## [What to produce]
Scan the records for the word "MPEG". Copy each line that includes it.
Extracted information start
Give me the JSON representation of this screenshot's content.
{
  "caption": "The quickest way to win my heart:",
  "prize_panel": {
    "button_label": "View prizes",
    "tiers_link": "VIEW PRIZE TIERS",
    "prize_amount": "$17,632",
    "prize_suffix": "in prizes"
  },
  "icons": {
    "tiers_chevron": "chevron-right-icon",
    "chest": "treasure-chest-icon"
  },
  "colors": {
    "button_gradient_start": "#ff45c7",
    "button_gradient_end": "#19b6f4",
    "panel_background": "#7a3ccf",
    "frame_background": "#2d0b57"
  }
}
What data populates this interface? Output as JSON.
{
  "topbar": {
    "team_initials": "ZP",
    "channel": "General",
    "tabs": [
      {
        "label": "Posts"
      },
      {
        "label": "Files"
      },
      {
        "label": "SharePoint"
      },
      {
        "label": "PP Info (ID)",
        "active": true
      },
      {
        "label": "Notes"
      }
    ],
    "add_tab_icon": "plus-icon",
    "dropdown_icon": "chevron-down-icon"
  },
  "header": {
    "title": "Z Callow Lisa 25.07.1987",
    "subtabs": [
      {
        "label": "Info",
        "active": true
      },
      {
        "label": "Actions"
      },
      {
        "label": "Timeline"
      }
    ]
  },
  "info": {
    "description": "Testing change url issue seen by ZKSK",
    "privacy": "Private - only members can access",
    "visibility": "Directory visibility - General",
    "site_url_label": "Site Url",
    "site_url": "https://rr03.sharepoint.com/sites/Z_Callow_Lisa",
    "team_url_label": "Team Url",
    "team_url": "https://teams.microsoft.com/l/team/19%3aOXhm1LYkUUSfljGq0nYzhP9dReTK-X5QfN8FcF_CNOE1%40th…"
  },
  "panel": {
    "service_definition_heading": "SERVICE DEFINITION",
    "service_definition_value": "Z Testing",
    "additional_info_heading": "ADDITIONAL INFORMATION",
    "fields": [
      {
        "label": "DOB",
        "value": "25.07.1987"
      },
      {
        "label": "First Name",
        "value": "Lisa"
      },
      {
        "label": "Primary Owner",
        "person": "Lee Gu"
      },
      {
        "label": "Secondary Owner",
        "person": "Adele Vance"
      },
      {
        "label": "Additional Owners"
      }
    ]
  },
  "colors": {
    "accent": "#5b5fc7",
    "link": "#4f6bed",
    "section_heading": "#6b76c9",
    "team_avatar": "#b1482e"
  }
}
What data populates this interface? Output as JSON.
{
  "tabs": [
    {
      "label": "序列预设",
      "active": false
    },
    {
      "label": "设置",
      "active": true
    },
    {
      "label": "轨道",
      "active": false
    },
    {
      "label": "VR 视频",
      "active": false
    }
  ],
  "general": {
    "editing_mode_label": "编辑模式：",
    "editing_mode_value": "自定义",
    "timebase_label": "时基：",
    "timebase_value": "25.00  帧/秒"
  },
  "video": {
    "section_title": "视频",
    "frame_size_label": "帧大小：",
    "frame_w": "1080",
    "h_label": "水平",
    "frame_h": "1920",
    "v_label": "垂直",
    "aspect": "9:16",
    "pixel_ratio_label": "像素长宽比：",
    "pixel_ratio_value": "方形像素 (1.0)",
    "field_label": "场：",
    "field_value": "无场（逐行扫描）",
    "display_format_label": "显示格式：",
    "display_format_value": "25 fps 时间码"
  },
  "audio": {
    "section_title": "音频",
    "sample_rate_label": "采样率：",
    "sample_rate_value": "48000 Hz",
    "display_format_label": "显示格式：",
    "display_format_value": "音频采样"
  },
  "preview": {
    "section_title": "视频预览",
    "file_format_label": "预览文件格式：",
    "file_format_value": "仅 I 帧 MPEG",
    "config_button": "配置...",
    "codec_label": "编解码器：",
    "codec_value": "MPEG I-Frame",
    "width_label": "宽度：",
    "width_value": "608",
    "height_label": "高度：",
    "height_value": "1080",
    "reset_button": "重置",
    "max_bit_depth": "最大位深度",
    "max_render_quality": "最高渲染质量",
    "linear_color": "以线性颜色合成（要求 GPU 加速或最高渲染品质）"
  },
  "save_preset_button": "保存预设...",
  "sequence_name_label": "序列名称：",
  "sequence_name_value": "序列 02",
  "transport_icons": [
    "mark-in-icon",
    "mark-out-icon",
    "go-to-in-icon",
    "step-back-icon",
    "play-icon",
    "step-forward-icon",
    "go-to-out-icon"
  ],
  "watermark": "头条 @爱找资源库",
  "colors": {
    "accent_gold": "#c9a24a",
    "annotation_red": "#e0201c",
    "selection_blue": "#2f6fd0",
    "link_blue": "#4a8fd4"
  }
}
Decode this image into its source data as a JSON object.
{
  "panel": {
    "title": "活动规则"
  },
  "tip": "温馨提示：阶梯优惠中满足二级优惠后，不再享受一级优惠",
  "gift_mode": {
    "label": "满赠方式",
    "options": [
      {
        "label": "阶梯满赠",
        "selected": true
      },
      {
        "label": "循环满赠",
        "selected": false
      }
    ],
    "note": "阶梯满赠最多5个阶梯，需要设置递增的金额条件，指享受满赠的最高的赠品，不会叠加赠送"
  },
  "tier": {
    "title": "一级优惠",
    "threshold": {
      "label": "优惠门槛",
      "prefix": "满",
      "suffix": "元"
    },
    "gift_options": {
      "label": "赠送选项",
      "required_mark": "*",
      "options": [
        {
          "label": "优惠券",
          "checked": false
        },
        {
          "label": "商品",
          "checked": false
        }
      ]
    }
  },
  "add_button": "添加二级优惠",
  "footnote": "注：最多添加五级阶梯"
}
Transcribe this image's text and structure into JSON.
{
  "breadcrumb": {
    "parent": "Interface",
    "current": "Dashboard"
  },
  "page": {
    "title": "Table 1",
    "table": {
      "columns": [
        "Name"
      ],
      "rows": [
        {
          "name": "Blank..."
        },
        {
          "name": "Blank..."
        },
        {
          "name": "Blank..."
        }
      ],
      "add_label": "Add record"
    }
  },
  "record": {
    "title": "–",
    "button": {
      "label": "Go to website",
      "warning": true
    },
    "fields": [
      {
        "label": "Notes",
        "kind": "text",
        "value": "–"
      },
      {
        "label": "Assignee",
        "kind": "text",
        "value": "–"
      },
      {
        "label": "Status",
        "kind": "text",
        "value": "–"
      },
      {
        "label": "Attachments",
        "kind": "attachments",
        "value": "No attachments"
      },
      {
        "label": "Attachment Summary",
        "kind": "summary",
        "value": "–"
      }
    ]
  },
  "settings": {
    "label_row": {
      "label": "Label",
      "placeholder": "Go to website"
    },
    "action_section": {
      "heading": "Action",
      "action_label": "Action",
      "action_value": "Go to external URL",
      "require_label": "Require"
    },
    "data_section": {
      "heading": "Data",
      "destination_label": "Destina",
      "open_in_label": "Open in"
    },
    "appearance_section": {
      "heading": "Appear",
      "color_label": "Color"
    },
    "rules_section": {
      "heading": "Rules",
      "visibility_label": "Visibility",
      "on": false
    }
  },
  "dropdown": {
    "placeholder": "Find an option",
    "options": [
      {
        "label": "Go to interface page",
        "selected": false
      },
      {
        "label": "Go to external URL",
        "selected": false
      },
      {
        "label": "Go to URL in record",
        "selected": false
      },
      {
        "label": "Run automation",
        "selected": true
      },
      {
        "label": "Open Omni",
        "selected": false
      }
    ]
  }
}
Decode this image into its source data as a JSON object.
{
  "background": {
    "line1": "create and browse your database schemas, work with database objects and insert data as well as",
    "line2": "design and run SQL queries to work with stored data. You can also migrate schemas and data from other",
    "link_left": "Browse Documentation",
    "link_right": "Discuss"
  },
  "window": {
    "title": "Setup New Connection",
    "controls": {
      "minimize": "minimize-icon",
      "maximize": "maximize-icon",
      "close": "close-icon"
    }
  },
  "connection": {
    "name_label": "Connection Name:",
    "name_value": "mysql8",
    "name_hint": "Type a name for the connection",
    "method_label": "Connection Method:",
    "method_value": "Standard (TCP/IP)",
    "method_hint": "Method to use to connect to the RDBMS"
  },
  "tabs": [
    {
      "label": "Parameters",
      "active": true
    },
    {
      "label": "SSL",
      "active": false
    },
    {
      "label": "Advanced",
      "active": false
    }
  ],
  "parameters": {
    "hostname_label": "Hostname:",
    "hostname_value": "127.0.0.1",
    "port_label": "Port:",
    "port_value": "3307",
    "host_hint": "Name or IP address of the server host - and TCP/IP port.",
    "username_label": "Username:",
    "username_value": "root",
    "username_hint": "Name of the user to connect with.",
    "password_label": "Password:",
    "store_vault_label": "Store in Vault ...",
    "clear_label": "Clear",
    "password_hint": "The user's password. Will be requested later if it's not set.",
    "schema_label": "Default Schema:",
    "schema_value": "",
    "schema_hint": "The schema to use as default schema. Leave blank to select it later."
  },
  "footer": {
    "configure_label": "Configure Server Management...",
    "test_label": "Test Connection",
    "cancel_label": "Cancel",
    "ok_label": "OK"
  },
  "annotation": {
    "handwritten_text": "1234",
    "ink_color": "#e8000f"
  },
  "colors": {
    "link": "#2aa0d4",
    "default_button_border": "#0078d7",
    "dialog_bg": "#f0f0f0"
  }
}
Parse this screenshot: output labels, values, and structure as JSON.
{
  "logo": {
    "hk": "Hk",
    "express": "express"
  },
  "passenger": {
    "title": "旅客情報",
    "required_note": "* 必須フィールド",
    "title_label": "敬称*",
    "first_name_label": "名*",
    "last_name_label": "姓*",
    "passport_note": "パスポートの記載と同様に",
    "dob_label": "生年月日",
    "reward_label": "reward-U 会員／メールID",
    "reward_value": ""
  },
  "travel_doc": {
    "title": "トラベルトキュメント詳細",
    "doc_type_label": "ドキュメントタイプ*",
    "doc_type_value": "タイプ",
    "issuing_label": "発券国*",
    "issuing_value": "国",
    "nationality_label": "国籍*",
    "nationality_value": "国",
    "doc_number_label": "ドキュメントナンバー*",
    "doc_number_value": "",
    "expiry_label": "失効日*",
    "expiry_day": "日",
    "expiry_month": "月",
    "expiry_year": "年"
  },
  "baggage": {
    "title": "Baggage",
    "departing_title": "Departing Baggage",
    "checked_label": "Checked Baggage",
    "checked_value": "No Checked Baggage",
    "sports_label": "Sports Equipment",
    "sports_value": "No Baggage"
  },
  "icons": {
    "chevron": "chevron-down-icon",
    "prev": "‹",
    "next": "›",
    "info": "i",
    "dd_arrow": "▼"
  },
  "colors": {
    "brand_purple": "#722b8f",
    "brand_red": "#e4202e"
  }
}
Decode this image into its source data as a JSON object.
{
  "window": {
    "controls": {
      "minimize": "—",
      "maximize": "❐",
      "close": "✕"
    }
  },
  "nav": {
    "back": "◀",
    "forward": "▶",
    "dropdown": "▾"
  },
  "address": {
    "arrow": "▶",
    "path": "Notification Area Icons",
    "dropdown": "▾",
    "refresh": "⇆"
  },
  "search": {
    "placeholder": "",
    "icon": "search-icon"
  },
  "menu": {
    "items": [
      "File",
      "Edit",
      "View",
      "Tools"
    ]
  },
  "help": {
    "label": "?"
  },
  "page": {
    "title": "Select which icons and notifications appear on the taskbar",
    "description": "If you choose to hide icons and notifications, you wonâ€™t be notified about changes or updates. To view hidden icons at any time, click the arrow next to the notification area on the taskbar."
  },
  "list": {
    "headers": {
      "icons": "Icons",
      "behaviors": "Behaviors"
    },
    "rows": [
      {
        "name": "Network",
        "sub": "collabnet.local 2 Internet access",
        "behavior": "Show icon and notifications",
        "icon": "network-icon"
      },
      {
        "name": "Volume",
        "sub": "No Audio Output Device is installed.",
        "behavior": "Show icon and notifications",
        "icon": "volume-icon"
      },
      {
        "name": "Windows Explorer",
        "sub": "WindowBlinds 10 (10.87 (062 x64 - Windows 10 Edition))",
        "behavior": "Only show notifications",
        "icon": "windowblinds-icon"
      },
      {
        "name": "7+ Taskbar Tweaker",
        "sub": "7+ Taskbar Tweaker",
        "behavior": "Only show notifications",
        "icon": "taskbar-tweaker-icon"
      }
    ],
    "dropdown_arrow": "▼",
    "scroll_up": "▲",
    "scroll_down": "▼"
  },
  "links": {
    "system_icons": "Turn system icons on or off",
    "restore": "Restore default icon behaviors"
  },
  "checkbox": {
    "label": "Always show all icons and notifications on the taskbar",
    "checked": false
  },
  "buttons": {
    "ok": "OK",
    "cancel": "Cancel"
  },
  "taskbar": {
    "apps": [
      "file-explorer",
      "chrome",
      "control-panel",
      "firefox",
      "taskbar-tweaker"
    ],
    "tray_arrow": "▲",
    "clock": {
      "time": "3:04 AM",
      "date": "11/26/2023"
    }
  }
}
Extracted information end
## [Answer]
    "file_format_value": "仅 I 帧 MPEG",
    "codec_value": "MPEG I-Frame",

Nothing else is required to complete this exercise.